- [WHAT THE TASK ASKS]
Copy exactly the lines starting at the one that contains "Read all visible" and running through the end of the material below. Exclude any pictures.

- [RECORDED INFORMATION]
· · ·

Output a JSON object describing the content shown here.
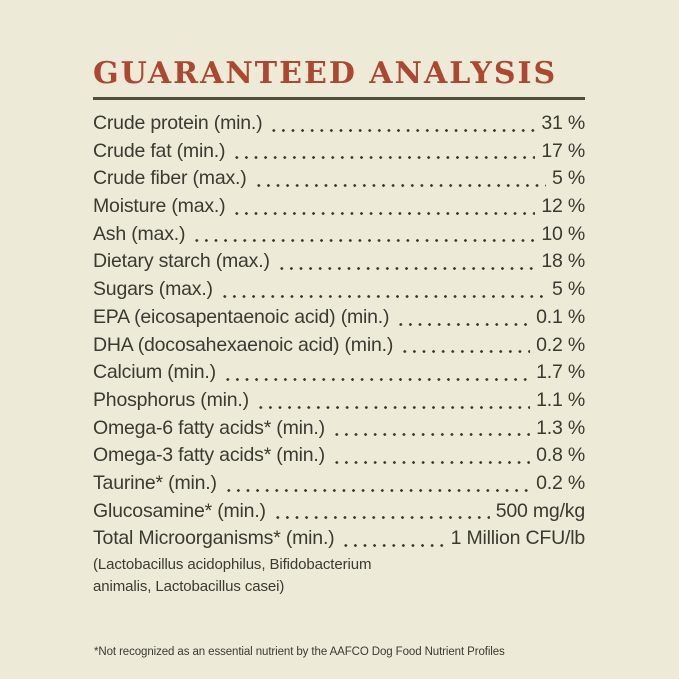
{
  "page": {
    "colors": {
      "background": "#EDEAD8",
      "text": "#3B3A30",
      "accent": "#AC4731",
      "rule": "#514E3B"
    }
  },
  "header": {
    "title": "GUARANTEED ANALYSIS"
  },
  "analysis": {
    "rows": [
      {
        "label": "Crude protein (min.)",
        "value": "31 %"
      },
      {
        "label": "Crude fat (min.)",
        "value": "17 %"
      },
      {
        "label": "Crude fiber (max.)",
        "value": "5 %"
      },
      {
        "label": "Moisture (max.)",
        "value": "12 %"
      },
      {
        "label": "Ash (max.)",
        "value": "10 %"
      },
      {
        "label": "Dietary starch (max.)",
        "value": "18 %"
      },
      {
        "label": "Sugars (max.)",
        "value": "5 %"
      },
      {
        "label": "EPA (eicosapentaenoic acid) (min.)",
        "value": "0.1 %"
      },
      {
        "label": "DHA (docosahexaenoic acid) (min.)",
        "value": "0.2 %"
      },
      {
        "label": "Calcium (min.)",
        "value": "1.7 %"
      },
      {
        "label": "Phosphorus (min.)",
        "value": "1.1 %"
      },
      {
        "label": "Omega-6 fatty acids* (min.)",
        "value": "1.3 %"
      },
      {
        "label": "Omega-3 fatty acids* (min.)",
        "value": "0.8 %"
      },
      {
        "label": "Taurine* (min.)",
        "value": "0.2 %"
      },
      {
        "label": "Glucosamine* (min.)",
        "value": "500 mg/kg"
      },
      {
        "label": "Total Microorganisms* (min.)",
        "value": "1 Million CFU/lb"
      }
    ],
    "subnote_lines": [
      "(Lactobacillus acidophilus, Bifidobacterium",
      "animalis, Lactobacillus casei)"
    ]
  },
  "footnote": {
    "text": "*Not recognized as an essential nutrient by the AAFCO Dog Food Nutrient Profiles"
  }
}
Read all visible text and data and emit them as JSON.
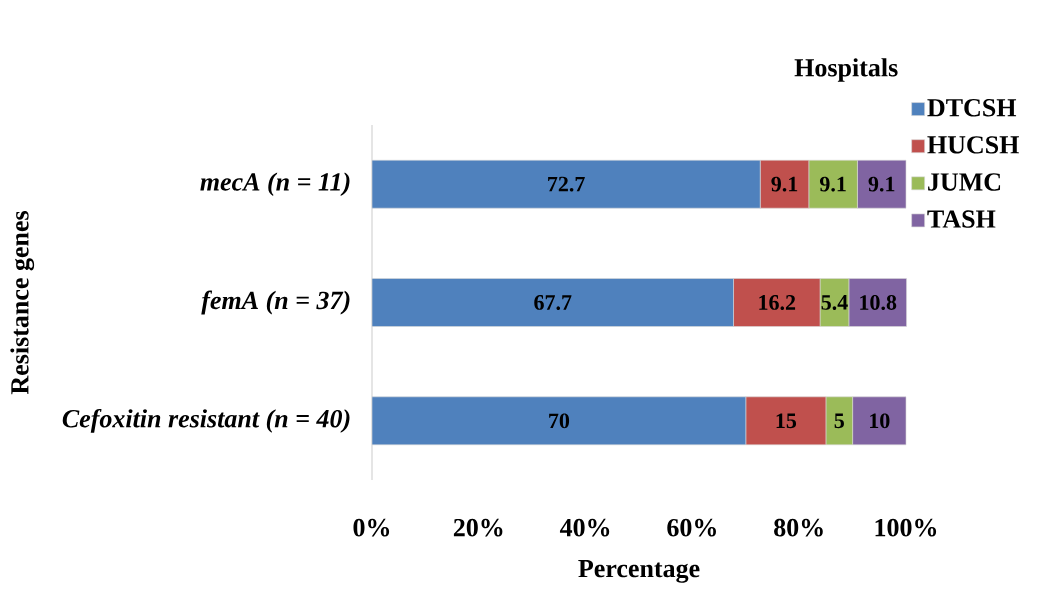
{
  "chart_data": {
    "type": "bar",
    "orientation": "horizontal",
    "stacked": true,
    "xlabel": "Percentage",
    "ylabel": "Resistance genes",
    "legend_title": "Hospitals",
    "categories": [
      "mecA (n = 11)",
      "femA (n = 37)",
      "Cefoxitin resistant  (n = 40)"
    ],
    "series": [
      {
        "name": "DTCSH",
        "color": "#4f81bd",
        "values": [
          72.7,
          67.7,
          70
        ]
      },
      {
        "name": "HUCSH",
        "color": "#c0504d",
        "values": [
          9.1,
          16.2,
          15
        ]
      },
      {
        "name": "JUMC",
        "color": "#9bbb59",
        "values": [
          9.1,
          5.4,
          5
        ]
      },
      {
        "name": "TASH",
        "color": "#8064a2",
        "values": [
          9.1,
          10.8,
          10
        ]
      }
    ],
    "xlim": [
      0,
      100
    ],
    "xticks": [
      {
        "value": 0,
        "label": "0%"
      },
      {
        "value": 20,
        "label": "20%"
      },
      {
        "value": 40,
        "label": "40%"
      },
      {
        "value": 60,
        "label": "60%"
      },
      {
        "value": 80,
        "label": "80%"
      },
      {
        "value": 100,
        "label": "100%"
      }
    ],
    "data_labels": true,
    "legend": "top right",
    "grid": false
  }
}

· · ·

- [RESPONSE]
Read all visible text and data and emit them as JSON.
{
  "chart_data": {
    "type": "bar",
    "orientation": "horizontal",
    "stacked": true,
    "xlabel": "Percentage",
    "ylabel": "Resistance genes",
    "legend_title": "Hospitals",
    "categories": [
      "mecA (n = 11)",
      "femA (n = 37)",
      "Cefoxitin resistant  (n = 40)"
    ],
    "series": [
      {
        "name": "DTCSH",
        "color": "#4f81bd",
        "values": [
          72.7,
          67.7,
          70
        ]
      },
      {
        "name": "HUCSH",
        "color": "#c0504d",
        "values": [
          9.1,
          16.2,
          15
        ]
      },
      {
        "name": "JUMC",
        "color": "#9bbb59",
        "values": [
          9.1,
          5.4,
          5
        ]
      },
      {
        "name": "TASH",
        "color": "#8064a2",
        "values": [
          9.1,
          10.8,
          10
        ]
      }
    ],
    "xlim": [
      0,
      100
    ],
    "xticks": [
      {
        "value": 0,
        "label": "0%"
      },
      {
        "value": 20,
        "label": "20%"
      },
      {
        "value": 40,
        "label": "40%"
      },
      {
        "value": 60,
        "label": "60%"
      },
      {
        "value": 80,
        "label": "80%"
      },
      {
        "value": 100,
        "label": "100%"
      }
    ],
    "data_labels": true,
    "legend": "top right",
    "grid": false
  }
}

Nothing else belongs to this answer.